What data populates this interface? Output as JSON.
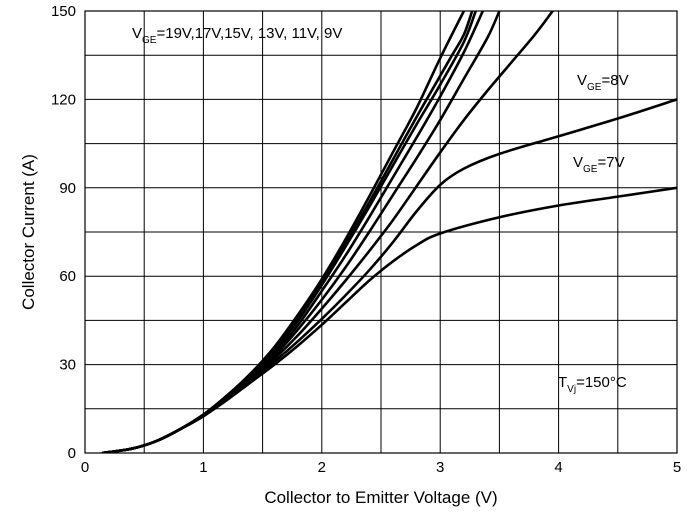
{
  "chart_data": {
    "type": "line",
    "xlabel": "Collector to Emitter Voltage (V)",
    "ylabel": "Collector Current (A)",
    "xlim": [
      0,
      5
    ],
    "ylim": [
      0,
      150
    ],
    "xticks": [
      0,
      1,
      2,
      3,
      4,
      5
    ],
    "yticks": [
      0,
      30,
      60,
      90,
      120,
      150
    ],
    "grid": "on",
    "annotations": [
      {
        "main": "V",
        "sub": "GE",
        "rest": "=19V,17V,15V, 13V, 11V, 9V"
      },
      {
        "main": "V",
        "sub": "GE",
        "rest": "=8V"
      },
      {
        "main": "V",
        "sub": "GE",
        "rest": "=7V"
      },
      {
        "main": "T",
        "sub": "Vj",
        "rest": "=150°C"
      }
    ],
    "series": [
      {
        "x": [
          0.15,
          0.4,
          0.6,
          0.8,
          1.0,
          1.2,
          1.4,
          1.6,
          1.8,
          2.0,
          2.2,
          2.4,
          2.6,
          2.8,
          3.0,
          3.2
        ],
        "y": [
          0,
          1.5,
          4,
          8,
          13,
          19.5,
          27,
          36,
          47,
          59,
          72.5,
          87,
          102,
          117,
          134,
          150
        ]
      },
      {
        "x": [
          0.15,
          0.4,
          0.6,
          0.8,
          1.0,
          1.2,
          1.4,
          1.6,
          1.8,
          2.0,
          2.2,
          2.4,
          2.6,
          2.8,
          3.0,
          3.1,
          3.2,
          3.27
        ],
        "y": [
          0,
          1.5,
          4,
          8,
          13,
          19.5,
          27,
          35.5,
          46,
          58,
          71,
          85,
          99.5,
          114,
          128,
          135,
          142,
          150
        ]
      },
      {
        "x": [
          0.15,
          0.4,
          0.6,
          0.8,
          1.0,
          1.2,
          1.4,
          1.6,
          1.8,
          2.0,
          2.2,
          2.4,
          2.6,
          2.8,
          3.0,
          3.2,
          3.3
        ],
        "y": [
          0,
          1.5,
          4,
          8,
          13,
          19.5,
          26.5,
          35,
          45,
          57,
          70,
          83.5,
          97.5,
          111.5,
          125,
          139.5,
          150
        ]
      },
      {
        "x": [
          0.15,
          0.4,
          0.6,
          0.8,
          1.0,
          1.2,
          1.4,
          1.6,
          1.8,
          2.0,
          2.2,
          2.4,
          2.6,
          2.8,
          3.0,
          3.2,
          3.36
        ],
        "y": [
          0,
          1.5,
          4,
          8,
          13,
          19,
          26,
          34,
          43.5,
          55,
          67,
          80,
          93.5,
          107,
          121,
          136,
          150
        ]
      },
      {
        "x": [
          0.15,
          0.4,
          0.6,
          0.8,
          1.0,
          1.2,
          1.4,
          1.6,
          1.8,
          2.0,
          2.2,
          2.4,
          2.6,
          2.8,
          3.0,
          3.2,
          3.4,
          3.5
        ],
        "y": [
          0,
          1.5,
          4,
          8,
          13,
          19,
          25.5,
          33,
          42,
          52,
          63,
          75,
          87.5,
          100,
          113,
          127,
          141,
          150
        ]
      },
      {
        "x": [
          0.15,
          0.4,
          0.6,
          0.8,
          1.0,
          1.2,
          1.4,
          1.6,
          1.8,
          2.0,
          2.2,
          2.4,
          2.6,
          2.8,
          3.0,
          3.2,
          3.4,
          3.6,
          3.8,
          3.95
        ],
        "y": [
          0,
          1.5,
          4,
          8,
          12.5,
          18.5,
          25,
          32,
          40,
          49,
          58.5,
          68.5,
          79,
          90.5,
          102,
          113,
          123,
          132.5,
          142,
          150
        ]
      },
      {
        "x": [
          0.15,
          0.4,
          0.6,
          0.8,
          1.0,
          1.2,
          1.4,
          1.6,
          1.8,
          2.0,
          2.2,
          2.4,
          2.6,
          2.8,
          3.0,
          3.2,
          3.5,
          4.0,
          4.5,
          5.0
        ],
        "y": [
          0,
          1.5,
          4,
          8,
          12.5,
          18.5,
          24.5,
          31,
          38,
          45.5,
          53.5,
          62,
          71.5,
          82,
          91,
          96.5,
          101.5,
          107.5,
          113.5,
          120
        ]
      },
      {
        "x": [
          0.15,
          0.4,
          0.6,
          0.8,
          1.0,
          1.2,
          1.4,
          1.6,
          1.8,
          2.0,
          2.2,
          2.4,
          2.6,
          2.8,
          3.0,
          3.5,
          4.0,
          4.5,
          5.0
        ],
        "y": [
          0,
          1.5,
          4,
          8,
          12.5,
          18,
          24,
          30,
          36.5,
          43.5,
          51,
          58.5,
          65,
          70.5,
          74.5,
          80,
          84,
          87,
          90
        ]
      }
    ]
  }
}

┄┄┄┄┄┄┄┄┄┄┄┄┄┄┄┄┄┄┄┄

**Aim:**
Print all of the records shown above exactly, leaving out each picture.

**Solution to this exercise:**
What data populates this interface? Output as JSON.
{
  "chart_data": {
    "type": "line",
    "xlabel": "Collector to Emitter Voltage (V)",
    "ylabel": "Collector Current (A)",
    "xlim": [
      0,
      5
    ],
    "ylim": [
      0,
      150
    ],
    "xticks": [
      0,
      1,
      2,
      3,
      4,
      5
    ],
    "yticks": [
      0,
      30,
      60,
      90,
      120,
      150
    ],
    "grid": "on",
    "annotations": [
      {
        "main": "V",
        "sub": "GE",
        "rest": "=19V,17V,15V, 13V, 11V, 9V"
      },
      {
        "main": "V",
        "sub": "GE",
        "rest": "=8V"
      },
      {
        "main": "V",
        "sub": "GE",
        "rest": "=7V"
      },
      {
        "main": "T",
        "sub": "Vj",
        "rest": "=150°C"
      }
    ],
    "series": [
      {
        "x": [
          0.15,
          0.4,
          0.6,
          0.8,
          1.0,
          1.2,
          1.4,
          1.6,
          1.8,
          2.0,
          2.2,
          2.4,
          2.6,
          2.8,
          3.0,
          3.2
        ],
        "y": [
          0,
          1.5,
          4,
          8,
          13,
          19.5,
          27,
          36,
          47,
          59,
          72.5,
          87,
          102,
          117,
          134,
          150
        ]
      },
      {
        "x": [
          0.15,
          0.4,
          0.6,
          0.8,
          1.0,
          1.2,
          1.4,
          1.6,
          1.8,
          2.0,
          2.2,
          2.4,
          2.6,
          2.8,
          3.0,
          3.1,
          3.2,
          3.27
        ],
        "y": [
          0,
          1.5,
          4,
          8,
          13,
          19.5,
          27,
          35.5,
          46,
          58,
          71,
          85,
          99.5,
          114,
          128,
          135,
          142,
          150
        ]
      },
      {
        "x": [
          0.15,
          0.4,
          0.6,
          0.8,
          1.0,
          1.2,
          1.4,
          1.6,
          1.8,
          2.0,
          2.2,
          2.4,
          2.6,
          2.8,
          3.0,
          3.2,
          3.3
        ],
        "y": [
          0,
          1.5,
          4,
          8,
          13,
          19.5,
          26.5,
          35,
          45,
          57,
          70,
          83.5,
          97.5,
          111.5,
          125,
          139.5,
          150
        ]
      },
      {
        "x": [
          0.15,
          0.4,
          0.6,
          0.8,
          1.0,
          1.2,
          1.4,
          1.6,
          1.8,
          2.0,
          2.2,
          2.4,
          2.6,
          2.8,
          3.0,
          3.2,
          3.36
        ],
        "y": [
          0,
          1.5,
          4,
          8,
          13,
          19,
          26,
          34,
          43.5,
          55,
          67,
          80,
          93.5,
          107,
          121,
          136,
          150
        ]
      },
      {
        "x": [
          0.15,
          0.4,
          0.6,
          0.8,
          1.0,
          1.2,
          1.4,
          1.6,
          1.8,
          2.0,
          2.2,
          2.4,
          2.6,
          2.8,
          3.0,
          3.2,
          3.4,
          3.5
        ],
        "y": [
          0,
          1.5,
          4,
          8,
          13,
          19,
          25.5,
          33,
          42,
          52,
          63,
          75,
          87.5,
          100,
          113,
          127,
          141,
          150
        ]
      },
      {
        "x": [
          0.15,
          0.4,
          0.6,
          0.8,
          1.0,
          1.2,
          1.4,
          1.6,
          1.8,
          2.0,
          2.2,
          2.4,
          2.6,
          2.8,
          3.0,
          3.2,
          3.4,
          3.6,
          3.8,
          3.95
        ],
        "y": [
          0,
          1.5,
          4,
          8,
          12.5,
          18.5,
          25,
          32,
          40,
          49,
          58.5,
          68.5,
          79,
          90.5,
          102,
          113,
          123,
          132.5,
          142,
          150
        ]
      },
      {
        "x": [
          0.15,
          0.4,
          0.6,
          0.8,
          1.0,
          1.2,
          1.4,
          1.6,
          1.8,
          2.0,
          2.2,
          2.4,
          2.6,
          2.8,
          3.0,
          3.2,
          3.5,
          4.0,
          4.5,
          5.0
        ],
        "y": [
          0,
          1.5,
          4,
          8,
          12.5,
          18.5,
          24.5,
          31,
          38,
          45.5,
          53.5,
          62,
          71.5,
          82,
          91,
          96.5,
          101.5,
          107.5,
          113.5,
          120
        ]
      },
      {
        "x": [
          0.15,
          0.4,
          0.6,
          0.8,
          1.0,
          1.2,
          1.4,
          1.6,
          1.8,
          2.0,
          2.2,
          2.4,
          2.6,
          2.8,
          3.0,
          3.5,
          4.0,
          4.5,
          5.0
        ],
        "y": [
          0,
          1.5,
          4,
          8,
          12.5,
          18,
          24,
          30,
          36.5,
          43.5,
          51,
          58.5,
          65,
          70.5,
          74.5,
          80,
          84,
          87,
          90
        ]
      }
    ]
  }
}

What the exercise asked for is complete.